§ GIVEN EXERCISE
Scan the records below for the word "leaves" and give only the number of lines that hold it.

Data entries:
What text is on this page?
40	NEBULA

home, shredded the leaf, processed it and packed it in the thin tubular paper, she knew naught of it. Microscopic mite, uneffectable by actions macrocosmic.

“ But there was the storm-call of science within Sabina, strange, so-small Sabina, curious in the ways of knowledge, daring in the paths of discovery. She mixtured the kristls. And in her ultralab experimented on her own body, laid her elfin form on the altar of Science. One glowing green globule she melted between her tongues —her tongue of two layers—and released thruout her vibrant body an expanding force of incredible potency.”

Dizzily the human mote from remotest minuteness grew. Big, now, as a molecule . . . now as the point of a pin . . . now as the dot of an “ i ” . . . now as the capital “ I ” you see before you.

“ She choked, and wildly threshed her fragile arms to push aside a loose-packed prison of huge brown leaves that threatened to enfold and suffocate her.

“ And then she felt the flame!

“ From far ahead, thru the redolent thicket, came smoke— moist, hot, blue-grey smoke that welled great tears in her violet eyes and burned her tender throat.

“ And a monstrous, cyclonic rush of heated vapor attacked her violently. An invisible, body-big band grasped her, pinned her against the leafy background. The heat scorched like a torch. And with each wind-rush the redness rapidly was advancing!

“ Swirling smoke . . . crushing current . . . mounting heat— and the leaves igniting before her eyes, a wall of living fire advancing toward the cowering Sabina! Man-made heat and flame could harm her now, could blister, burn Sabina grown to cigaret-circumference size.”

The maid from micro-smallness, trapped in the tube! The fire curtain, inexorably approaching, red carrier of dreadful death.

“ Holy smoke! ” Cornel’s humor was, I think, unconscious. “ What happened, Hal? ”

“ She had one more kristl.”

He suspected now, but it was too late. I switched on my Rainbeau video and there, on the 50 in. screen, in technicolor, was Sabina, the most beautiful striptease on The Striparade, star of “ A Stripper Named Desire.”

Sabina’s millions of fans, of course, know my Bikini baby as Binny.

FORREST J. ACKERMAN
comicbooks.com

§ ANSWER TO THIS PROBLEM
2